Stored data
_ _ _ _

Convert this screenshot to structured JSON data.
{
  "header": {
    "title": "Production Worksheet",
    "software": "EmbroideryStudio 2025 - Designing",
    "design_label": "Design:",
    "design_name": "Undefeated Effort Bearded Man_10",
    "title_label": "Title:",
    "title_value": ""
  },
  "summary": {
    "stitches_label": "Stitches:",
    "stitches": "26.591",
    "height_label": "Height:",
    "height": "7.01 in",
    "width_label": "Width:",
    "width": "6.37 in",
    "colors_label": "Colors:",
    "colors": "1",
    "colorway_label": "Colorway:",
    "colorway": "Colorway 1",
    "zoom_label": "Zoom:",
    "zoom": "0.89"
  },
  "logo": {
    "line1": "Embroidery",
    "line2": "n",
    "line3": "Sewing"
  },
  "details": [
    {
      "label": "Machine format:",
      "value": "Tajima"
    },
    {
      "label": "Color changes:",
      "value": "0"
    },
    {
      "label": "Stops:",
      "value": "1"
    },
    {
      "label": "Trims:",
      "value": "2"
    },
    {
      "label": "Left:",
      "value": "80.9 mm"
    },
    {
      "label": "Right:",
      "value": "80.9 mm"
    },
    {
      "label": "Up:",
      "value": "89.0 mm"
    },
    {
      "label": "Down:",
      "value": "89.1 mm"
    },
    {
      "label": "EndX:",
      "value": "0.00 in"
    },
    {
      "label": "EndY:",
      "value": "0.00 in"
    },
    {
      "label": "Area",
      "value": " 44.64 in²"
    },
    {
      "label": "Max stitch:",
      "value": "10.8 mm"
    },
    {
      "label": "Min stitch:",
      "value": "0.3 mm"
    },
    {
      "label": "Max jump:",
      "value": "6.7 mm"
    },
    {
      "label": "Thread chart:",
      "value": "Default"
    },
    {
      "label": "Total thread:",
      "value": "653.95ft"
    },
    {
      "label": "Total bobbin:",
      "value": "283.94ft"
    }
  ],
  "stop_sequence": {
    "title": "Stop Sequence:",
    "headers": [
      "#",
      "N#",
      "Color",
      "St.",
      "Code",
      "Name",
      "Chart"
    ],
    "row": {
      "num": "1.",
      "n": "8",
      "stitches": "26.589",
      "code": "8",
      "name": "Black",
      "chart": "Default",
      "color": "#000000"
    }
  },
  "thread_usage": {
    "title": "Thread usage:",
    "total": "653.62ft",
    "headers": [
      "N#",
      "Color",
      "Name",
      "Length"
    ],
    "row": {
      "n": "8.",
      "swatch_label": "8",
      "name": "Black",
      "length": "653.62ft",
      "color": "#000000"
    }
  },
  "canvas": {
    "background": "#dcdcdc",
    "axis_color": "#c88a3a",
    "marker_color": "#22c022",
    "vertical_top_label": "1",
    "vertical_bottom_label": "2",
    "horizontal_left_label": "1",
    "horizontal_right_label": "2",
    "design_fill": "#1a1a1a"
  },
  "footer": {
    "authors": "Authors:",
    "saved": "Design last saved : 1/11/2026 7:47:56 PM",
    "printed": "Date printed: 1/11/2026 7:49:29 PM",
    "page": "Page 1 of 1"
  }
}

_ _ _ _

> _Task to carry out_: Search the lines for "Colorway". Copy each line that has it.

> _The completed task_:
    "colorway_label": "Colorway:",
    "colorway": "Colorway 1",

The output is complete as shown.